Stored entries:
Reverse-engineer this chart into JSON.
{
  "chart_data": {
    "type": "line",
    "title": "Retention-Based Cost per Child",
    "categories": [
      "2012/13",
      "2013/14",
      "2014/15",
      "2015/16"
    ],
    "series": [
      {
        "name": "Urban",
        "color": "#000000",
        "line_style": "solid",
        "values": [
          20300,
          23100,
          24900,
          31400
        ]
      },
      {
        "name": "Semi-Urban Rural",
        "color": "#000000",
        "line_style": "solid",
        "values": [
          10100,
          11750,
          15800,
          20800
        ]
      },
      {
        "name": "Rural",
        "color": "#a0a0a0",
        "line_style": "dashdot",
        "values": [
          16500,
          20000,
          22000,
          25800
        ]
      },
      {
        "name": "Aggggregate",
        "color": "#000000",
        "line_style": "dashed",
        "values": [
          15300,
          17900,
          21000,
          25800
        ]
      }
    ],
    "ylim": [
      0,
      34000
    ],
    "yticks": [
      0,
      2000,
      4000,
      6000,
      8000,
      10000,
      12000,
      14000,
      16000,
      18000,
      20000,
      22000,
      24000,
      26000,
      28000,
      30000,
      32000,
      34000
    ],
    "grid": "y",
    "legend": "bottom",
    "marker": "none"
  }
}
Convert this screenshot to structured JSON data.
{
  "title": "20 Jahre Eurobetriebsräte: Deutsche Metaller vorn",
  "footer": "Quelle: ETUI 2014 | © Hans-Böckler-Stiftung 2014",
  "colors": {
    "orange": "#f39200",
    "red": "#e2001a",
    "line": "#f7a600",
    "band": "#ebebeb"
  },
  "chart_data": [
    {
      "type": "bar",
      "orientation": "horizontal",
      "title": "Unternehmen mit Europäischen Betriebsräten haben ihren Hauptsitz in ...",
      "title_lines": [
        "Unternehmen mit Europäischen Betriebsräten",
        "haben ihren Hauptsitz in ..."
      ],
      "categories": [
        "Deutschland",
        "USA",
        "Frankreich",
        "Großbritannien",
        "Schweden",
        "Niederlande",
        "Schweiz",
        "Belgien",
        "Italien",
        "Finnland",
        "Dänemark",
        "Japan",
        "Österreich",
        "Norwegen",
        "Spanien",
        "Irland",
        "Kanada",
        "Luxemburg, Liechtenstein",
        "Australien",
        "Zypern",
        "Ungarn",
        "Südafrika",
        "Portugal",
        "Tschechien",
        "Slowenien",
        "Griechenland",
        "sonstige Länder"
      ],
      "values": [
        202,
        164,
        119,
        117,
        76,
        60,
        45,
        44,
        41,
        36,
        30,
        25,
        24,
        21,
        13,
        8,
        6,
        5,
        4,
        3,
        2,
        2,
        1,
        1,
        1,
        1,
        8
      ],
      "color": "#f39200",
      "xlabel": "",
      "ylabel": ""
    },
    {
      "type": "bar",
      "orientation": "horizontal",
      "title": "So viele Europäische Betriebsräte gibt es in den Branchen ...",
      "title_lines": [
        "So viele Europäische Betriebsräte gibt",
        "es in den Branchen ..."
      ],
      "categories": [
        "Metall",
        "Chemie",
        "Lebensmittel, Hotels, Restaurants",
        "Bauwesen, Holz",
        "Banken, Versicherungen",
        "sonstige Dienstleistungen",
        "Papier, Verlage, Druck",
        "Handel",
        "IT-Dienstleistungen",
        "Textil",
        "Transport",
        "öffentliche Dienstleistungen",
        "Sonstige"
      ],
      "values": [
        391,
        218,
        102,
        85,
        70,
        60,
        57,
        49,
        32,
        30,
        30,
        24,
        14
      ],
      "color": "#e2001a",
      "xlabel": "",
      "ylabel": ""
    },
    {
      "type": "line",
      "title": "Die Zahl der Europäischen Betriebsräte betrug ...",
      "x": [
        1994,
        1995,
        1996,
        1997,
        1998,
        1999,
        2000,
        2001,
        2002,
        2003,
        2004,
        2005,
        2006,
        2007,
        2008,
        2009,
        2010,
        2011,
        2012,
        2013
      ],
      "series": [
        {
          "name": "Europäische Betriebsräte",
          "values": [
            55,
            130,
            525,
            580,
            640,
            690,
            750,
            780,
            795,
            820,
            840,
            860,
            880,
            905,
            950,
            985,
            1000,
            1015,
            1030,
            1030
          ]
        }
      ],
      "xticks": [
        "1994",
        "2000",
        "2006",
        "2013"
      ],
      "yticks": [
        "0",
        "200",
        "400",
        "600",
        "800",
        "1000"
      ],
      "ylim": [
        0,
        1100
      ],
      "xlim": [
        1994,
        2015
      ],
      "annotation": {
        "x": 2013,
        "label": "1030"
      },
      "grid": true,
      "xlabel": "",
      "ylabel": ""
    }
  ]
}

*Exercise goal*: Reproduce the material verbatim, line by line.

*Response below*:
Reverse-engineer this chart into JSON.
{
  "chart_data": {
    "type": "line",
    "title": "Retention-Based Cost per Child",
    "categories": [
      "2012/13",
      "2013/14",
      "2014/15",
      "2015/16"
    ],
    "series": [
      {
        "name": "Urban",
        "color": "#000000",
        "line_style": "solid",
        "values": [
          20300,
          23100,
          24900,
          31400
        ]
      },
      {
        "name": "Semi-Urban Rural",
        "color": "#000000",
        "line_style": "solid",
        "values": [
          10100,
          11750,
          15800,
          20800
        ]
      },
      {
        "name": "Rural",
        "color": "#a0a0a0",
        "line_style": "dashdot",
        "values": [
          16500,
          20000,
          22000,
          25800
        ]
      },
      {
        "name": "Aggggregate",
        "color": "#000000",
        "line_style": "dashed",
        "values": [
          15300,
          17900,
          21000,
          25800
        ]
      }
    ],
    "ylim": [
      0,
      34000
    ],
    "yticks": [
      0,
      2000,
      4000,
      6000,
      8000,
      10000,
      12000,
      14000,
      16000,
      18000,
      20000,
      22000,
      24000,
      26000,
      28000,
      30000,
      32000,
      34000
    ],
    "grid": "y",
    "legend": "bottom",
    "marker": "none"
  }
}
Convert this screenshot to structured JSON data.
{
  "title": "20 Jahre Eurobetriebsräte: Deutsche Metaller vorn",
  "footer": "Quelle: ETUI 2014 | © Hans-Böckler-Stiftung 2014",
  "colors": {
    "orange": "#f39200",
    "red": "#e2001a",
    "line": "#f7a600",
    "band": "#ebebeb"
  },
  "chart_data": [
    {
      "type": "bar",
      "orientation": "horizontal",
      "title": "Unternehmen mit Europäischen Betriebsräten haben ihren Hauptsitz in ...",
      "title_lines": [
        "Unternehmen mit Europäischen Betriebsräten",
        "haben ihren Hauptsitz in ..."
      ],
      "categories": [
        "Deutschland",
        "USA",
        "Frankreich",
        "Großbritannien",
        "Schweden",
        "Niederlande",
        "Schweiz",
        "Belgien",
        "Italien",
        "Finnland",
        "Dänemark",
        "Japan",
        "Österreich",
        "Norwegen",
        "Spanien",
        "Irland",
        "Kanada",
        "Luxemburg, Liechtenstein",
        "Australien",
        "Zypern",
        "Ungarn",
        "Südafrika",
        "Portugal",
        "Tschechien",
        "Slowenien",
        "Griechenland",
        "sonstige Länder"
      ],
      "values": [
        202,
        164,
        119,
        117,
        76,
        60,
        45,
        44,
        41,
        36,
        30,
        25,
        24,
        21,
        13,
        8,
        6,
        5,
        4,
        3,
        2,
        2,
        1,
        1,
        1,
        1,
        8
      ],
      "color": "#f39200",
      "xlabel": "",
      "ylabel": ""
    },
    {
      "type": "bar",
      "orientation": "horizontal",
      "title": "So viele Europäische Betriebsräte gibt es in den Branchen ...",
      "title_lines": [
        "So viele Europäische Betriebsräte gibt",
        "es in den Branchen ..."
      ],
      "categories": [
        "Metall",
        "Chemie",
        "Lebensmittel, Hotels, Restaurants",
        "Bauwesen, Holz",
        "Banken, Versicherungen",
        "sonstige Dienstleistungen",
        "Papier, Verlage, Druck",
        "Handel",
        "IT-Dienstleistungen",
        "Textil",
        "Transport",
        "öffentliche Dienstleistungen",
        "Sonstige"
      ],
      "values": [
        391,
        218,
        102,
        85,
        70,
        60,
        57,
        49,
        32,
        30,
        30,
        24,
        14
      ],
      "color": "#e2001a",
      "xlabel": "",
      "ylabel": ""
    },
    {
      "type": "line",
      "title": "Die Zahl der Europäischen Betriebsräte betrug ...",
      "x": [
        1994,
        1995,
        1996,
        1997,
        1998,
        1999,
        2000,
        2001,
        2002,
        2003,
        2004,
        2005,
        2006,
        2007,
        2008,
        2009,
        2010,
        2011,
        2012,
        2013
      ],
      "series": [
        {
          "name": "Europäische Betriebsräte",
          "values": [
            55,
            130,
            525,
            580,
            640,
            690,
            750,
            780,
            795,
            820,
            840,
            860,
            880,
            905,
            950,
            985,
            1000,
            1015,
            1030,
            1030
          ]
        }
      ],
      "xticks": [
        "1994",
        "2000",
        "2006",
        "2013"
      ],
      "yticks": [
        "0",
        "200",
        "400",
        "600",
        "800",
        "1000"
      ],
      "ylim": [
        0,
        1100
      ],
      "xlim": [
        1994,
        2015
      ],
      "annotation": {
        "x": 2013,
        "label": "1030"
      },
      "grid": true,
      "xlabel": "",
      "ylabel": ""
    }
  ]
}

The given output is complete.